Written problem:
Search the listing below for the string "cyber" and show each line that contains it.

Record extracts:
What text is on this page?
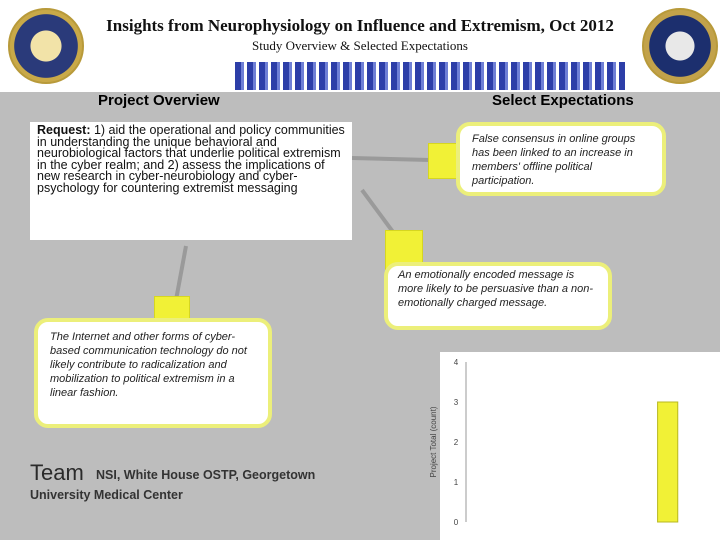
Insights from Neurophysiology on Influence and Extremism, Oct 2012
Study Overview & Selected Expectations
Project Overview	Select Expectations
Request: 1) aid the operational and policy communities in understanding the unique behavioral and neurobiological factors that underlie political extremism in the cyber realm; and 2) assess the implications of new research in cyber-neurobiology and cyber-psychology for countering extremist messaging
False consensus in online groups has been linked to an increase in members' offline political participation.
An emotionally encoded message is more likely to be persuasive than a non-emotionally charged message.
The Internet and other forms of cyber-based communication technology do not likely contribute to radicalization and mobilization to political extremism in a linear fashion.
Team NSI, White House OSTP, Georgetown
University Medical Center
0
1
2
3
4
Project Total (count)
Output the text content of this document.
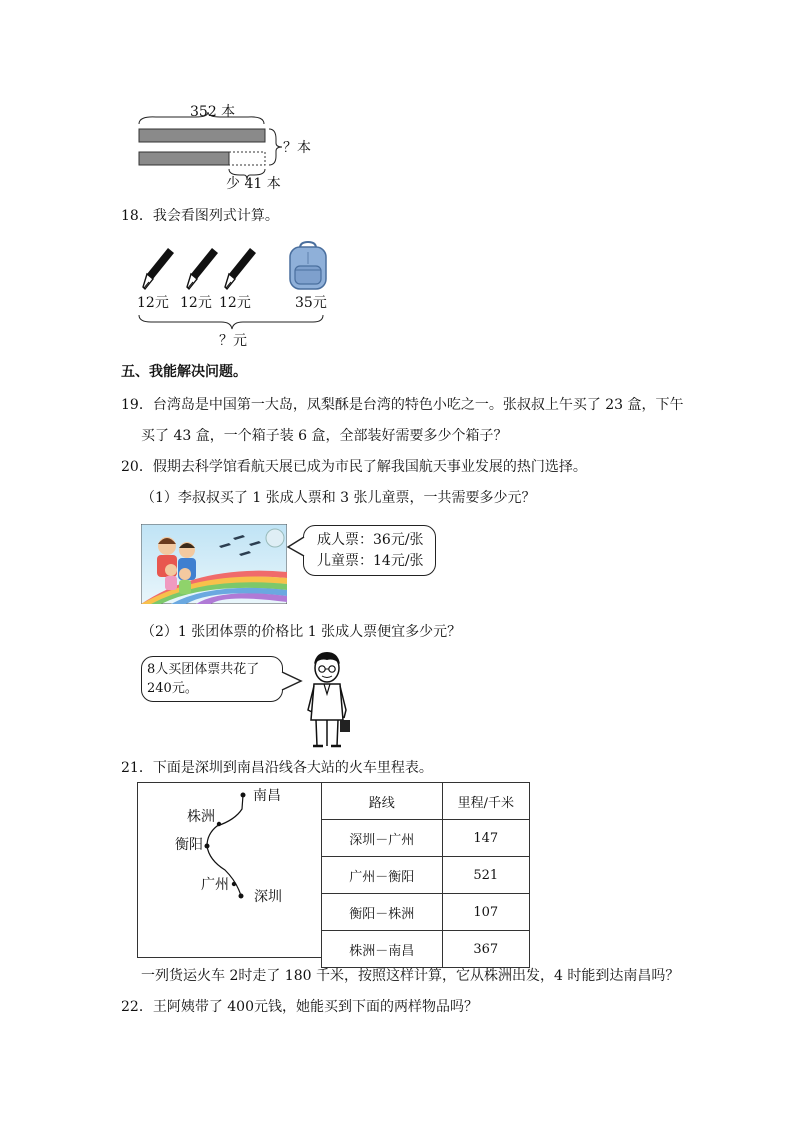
352 本
？本
少 41 本
18．我会看图列式计算。
12元 12元 12元	35元
？元
五、我能解决问题。
19．台湾岛是中国第一大岛，凤梨酥是台湾的特色小吃之一。张叔叔上午买了 23 盒，下午
买了 43 盒，一个箱子装 6 盒，全部装好需要多少个箱子？
20．假期去科学馆看航天展已成为市民了解我国航天事业发展的热门选择。
（1）李叔叔买了 1 张成人票和 3 张儿童票，一共需要多少元？
成人票：36元/张
儿童票：14元/张
（2）1 张团体票的价格比 1 张成人票便宜多少元？
8人买团体票共花了
240元。
21．下面是深圳到南昌沿线各大站的火车里程表。
南昌
株洲
衡阳
广州
深圳
路线	里程/千米
深圳－广州	147
广州－衡阳	521
衡阳－株洲	107
株洲－南昌	367
一列货运火车 2时走了 180 千米，按照这样计算，它从株洲出发，4 时能到达南昌吗？
22．王阿姨带了 400元钱，她能买到下面的两样物品吗？
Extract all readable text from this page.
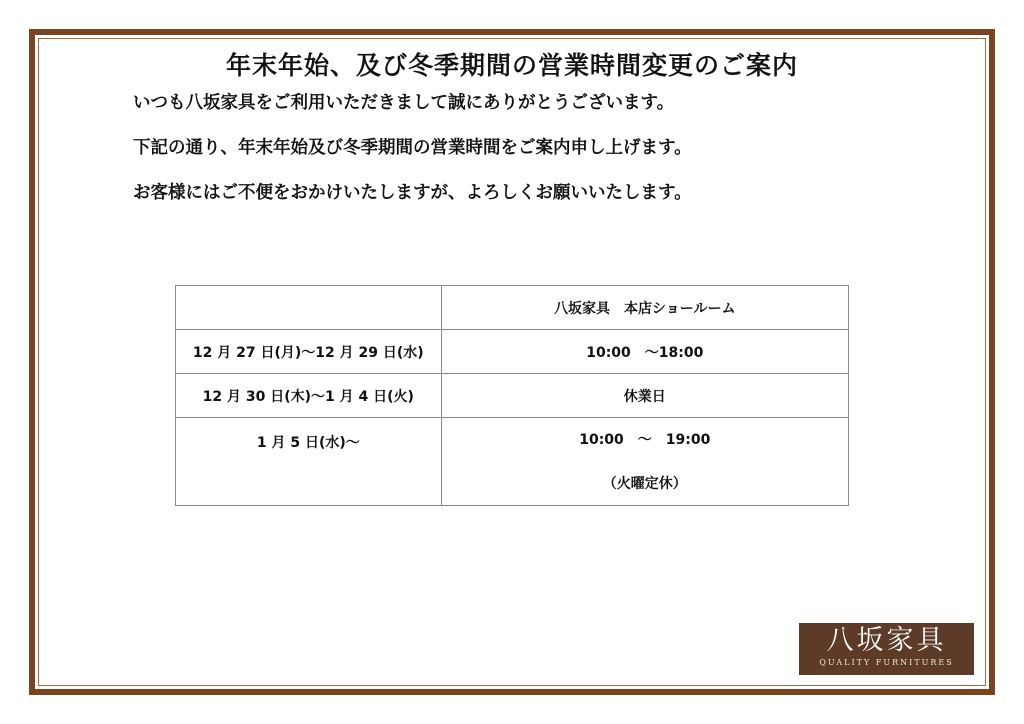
年末年始、及び冬季期間の営業時間変更のご案内
いつも八坂家具をご利用いただきまして誠にありがとうございます。
下記の通り、年末年始及び冬季期間の営業時間をご案内申し上げます。
お客様にはご不便をおかけいたしますが、よろしくお願いいたします。
	八坂家具　本店ショールーム
12 月 27 日(月)～12 月 29 日(水)	10:00　～18:00
12 月 30 日(木)～1 月 4 日(火)	休業日

1 月 5 日(水)～	10:00　～　19:00
（火曜定休）
八坂家具
QUALITY FURNITURES
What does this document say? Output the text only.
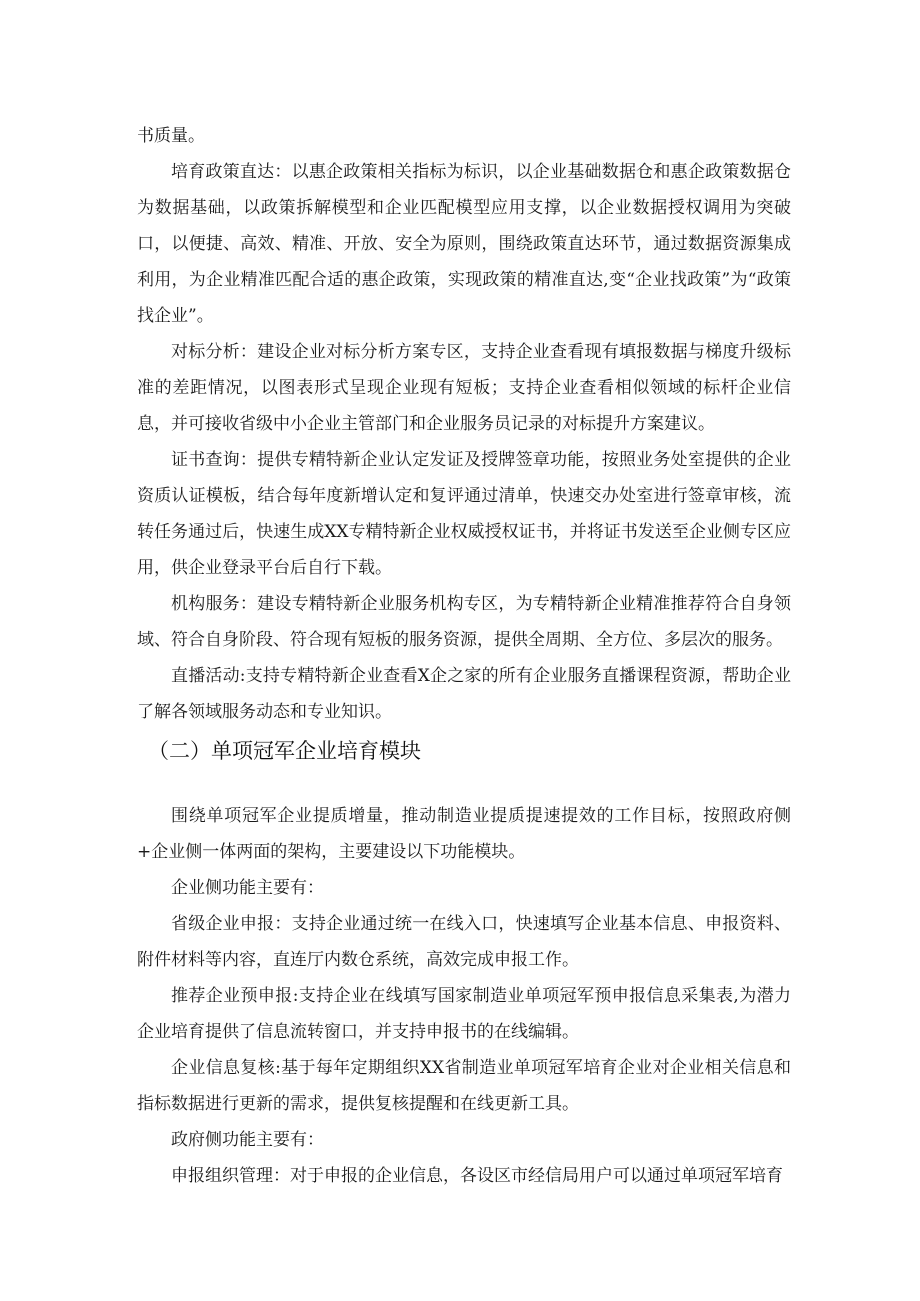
书质量。
培育政策直达：以惠企政策相关指标为标识，以企业基础数据仓和惠企政策数据仓为数据基础，以政策拆解模型和企业匹配模型应用支撑，以企业数据授权调用为突破口，以便捷、高效、精准、开放、安全为原则，围绕政策直达环节，通过数据资源集成利用，为企业精准匹配合适的惠企政策，实现政策的精准直达,变“企业找政策”为“政策找企业”。
对标分析：建设企业对标分析方案专区，支持企业查看现有填报数据与梯度升级标准的差距情况，以图表形式呈现企业现有短板；支持企业查看相似领域的标杆企业信息，并可接收省级中小企业主管部门和企业服务员记录的对标提升方案建议。
证书查询：提供专精特新企业认定发证及授牌签章功能，按照业务处室提供的企业资质认证模板，结合每年度新增认定和复评通过清单，快速交办处室进行签章审核，流转任务通过后，快速生成XX专精特新企业权威授权证书，并将证书发送至企业侧专区应用，供企业登录平台后自行下载。
机构服务：建设专精特新企业服务机构专区，为专精特新企业精准推荐符合自身领域、符合自身阶段、符合现有短板的服务资源，提供全周期、全方位、多层次的服务。
直播活动:支持专精特新企业查看X企之家的所有企业服务直播课程资源，帮助企业了解各领域服务动态和专业知识。
（二）单项冠军企业培育模块
围绕单项冠军企业提质增量，推动制造业提质提速提效的工作目标，按照政府侧+企业侧一体两面的架构，主要建设以下功能模块。
企业侧功能主要有：
省级企业申报：支持企业通过统一在线入口，快速填写企业基本信息、申报资料、附件材料等内容，直连厅内数仓系统，高效完成申报工作。
推荐企业预申报:支持企业在线填写国家制造业单项冠军预申报信息采集表,为潜力企业培育提供了信息流转窗口，并支持申报书的在线编辑。
企业信息复核:基于每年定期组织XX省制造业单项冠军培育企业对企业相关信息和指标数据进行更新的需求，提供复核提醒和在线更新工具。
政府侧功能主要有：
申报组织管理：对于申报的企业信息，各设区市经信局用户可以通过单项冠军培育
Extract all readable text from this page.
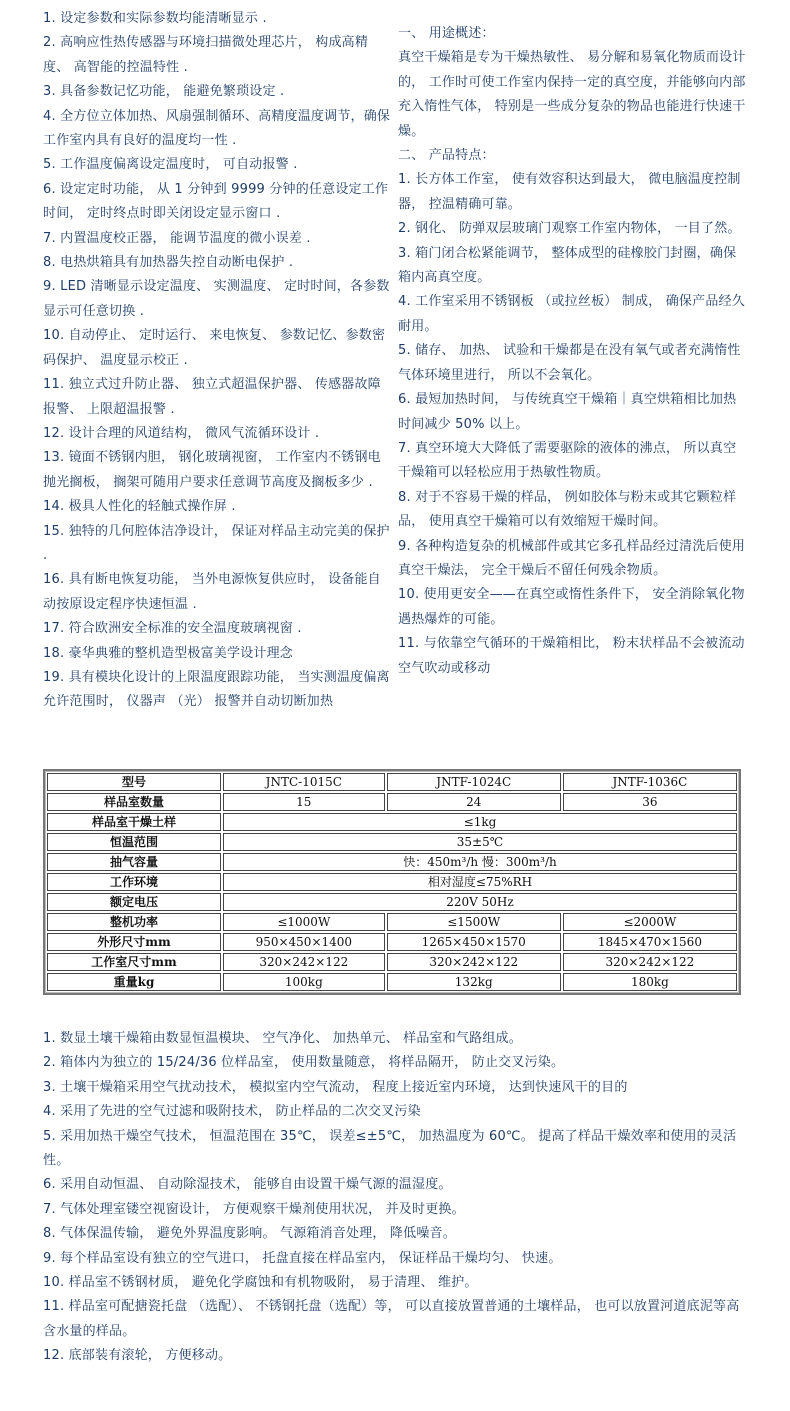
1. 设定参数和实际参数均能清晰显示 .

2. 高响应性热传感器与环境扫描微处理芯片， 构成高精度、 高智能的控温特性 .

3. 具备参数记忆功能， 能避免繁琐设定 .

4. 全方位立体加热、风扇强制循环、高精度温度调节，确保工作室内具有良好的温度均一性 .

5. 工作温度偏离设定温度时， 可自动报警 .

6. 设定定时功能， 从 1 分钟到 9999 分钟的任意设定工作时间， 定时终点时即关闭设定显示窗口 .

7. 内置温度校正器， 能调节温度的微小误差 .

8. 电热烘箱具有加热器失控自动断电保护 .

9. LED 清晰显示设定温度、 实测温度、 定时时间，各参数显示可任意切换 .

10. 自动停止、 定时运行、 来电恢复、 参数记忆、参数密码保护、 温度显示校正 .

11. 独立式过升防止器、 独立式超温保护器、 传感器故障报警、 上限超温报警 .

12. 设计合理的风道结构， 微风气流循环设计 .

13. 镜面不锈钢内胆， 钢化玻璃视窗， 工作室内不锈钢电抛光搁板， 搁架可随用户要求任意调节高度及搁板多少 .

14. 极具人性化的轻触式操作屏 .

15. 独特的几何腔体洁净设计， 保证对样品主动完美的保护 .

16. 具有断电恢复功能， 当外电源恢复供应时， 设备能自动按原设定程序快速恒温 .

17. 符合欧洲安全标准的安全温度玻璃视窗 .

18. 豪华典雅的整机造型极富美学设计理念

19. 具有模块化设计的上限温度跟踪功能， 当实测温度偏离允许范围时， 仪器声 （光） 报警并自动切断加热

一、 用途概述：

真空干燥箱是专为干燥热敏性、 易分解和易氧化物质而设计的， 工作时可使工作室内保持一定的真空度，并能够向内部充入惰性气体， 特别是一些成分复杂的物品也能进行快速干燥。

二、 产品特点：

1. 长方体工作室， 使有效容积达到最大， 微电脑温度控制器， 控温精确可靠。

2. 钢化、 防弹双层玻璃门观察工作室内物体， 一目了然。

3. 箱门闭合松紧能调节， 整体成型的硅橡胶门封圈，确保箱内高真空度。

4. 工作室采用不锈钢板 （或拉丝板） 制成， 确保产品经久耐用。

5. 储存、 加热、 试验和干燥都是在没有氧气或者充满惰性气体环境里进行， 所以不会氧化。

6. 最短加热时间， 与传统真空干燥箱｜真空烘箱相比加热时间减少 50% 以上。

7. 真空环境大大降低了需要驱除的液体的沸点， 所以真空干燥箱可以轻松应用于热敏性物质。

8. 对于不容易干燥的样品， 例如胶体与粉末或其它颗粒样品， 使用真空干燥箱可以有效缩短干燥时间。

9. 各种构造复杂的机械部件或其它多孔样品经过清洗后使用真空干燥法， 完全干燥后不留任何残余物质。

10. 使用更安全——在真空或惰性条件下， 安全消除氧化物遇热爆炸的可能。

11. 与依靠空气循环的干燥箱相比， 粉末状样品不会被流动空气吹动或移动

型号	JNTC-1015C	JNTF-1024C	JNTF-1036C
样品室数量	15	24	36
样品室干燥土样	≤1kg		
恒温范围	35±5℃		
抽气容量	快：450m³/h 慢：300m³/h		
工作环境	相对湿度≤75%RH		
额定电压	220V 50Hz		
整机功率	≤1000W	≤1500W	≤2000W
外形尺寸mm	950×450×1400	1265×450×1570	1845×470×1560
工作室尺寸mm	320×242×122	320×242×122	320×242×122
重量kg	100kg	132kg	180kg

1. 数显土壤干燥箱由数显恒温模块、 空气净化、 加热单元、 样品室和气路组成。

2. 箱体内为独立的 15/24/36 位样品室， 使用数量随意， 将样品隔开， 防止交叉污染。

3. 土壤干燥箱采用空气扰动技术， 模拟室内空气流动， 程度上接近室内环境， 达到快速风干的目的

4. 采用了先进的空气过滤和吸附技术， 防止样品的二次交叉污染

5. 采用加热干燥空气技术， 恒温范围在 35℃， 误差≤±5℃， 加热温度为 60℃。 提高了样品干燥效率和使用的灵活性。

6. 采用自动恒温、 自动除湿技术， 能够自由设置干燥气源的温湿度。

7. 气体处理室镂空视窗设计， 方便观察干燥剂使用状况， 并及时更换。

8. 气体保温传输， 避免外界温度影响。 气源箱消音处理， 降低噪音。

9. 每个样品室设有独立的空气进口， 托盘直接在样品室内， 保证样品干燥均匀、 快速。

10. 样品室不锈钢材质， 避免化学腐蚀和有机物吸附， 易于清理、 维护。

11. 样品室可配搪瓷托盘 （选配）、 不锈钢托盘（选配）等， 可以直接放置普通的土壤样品， 也可以放置河道底泥等高含水量的样品。

12. 底部装有滚轮， 方便移动。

Exercise answer:
Request: 1) aid the operational and policy communities in understanding the unique behavioral and neurobiological factors that underlie political extremism in the cyber realm; and 2) assess the implications of new research in cyber-neurobiology and cyber-psychology for countering extremist messaging
The Internet and other forms of cyber-based communication technology do not likely contribute to radicalization and mobilization to political extremism in a linear fashion.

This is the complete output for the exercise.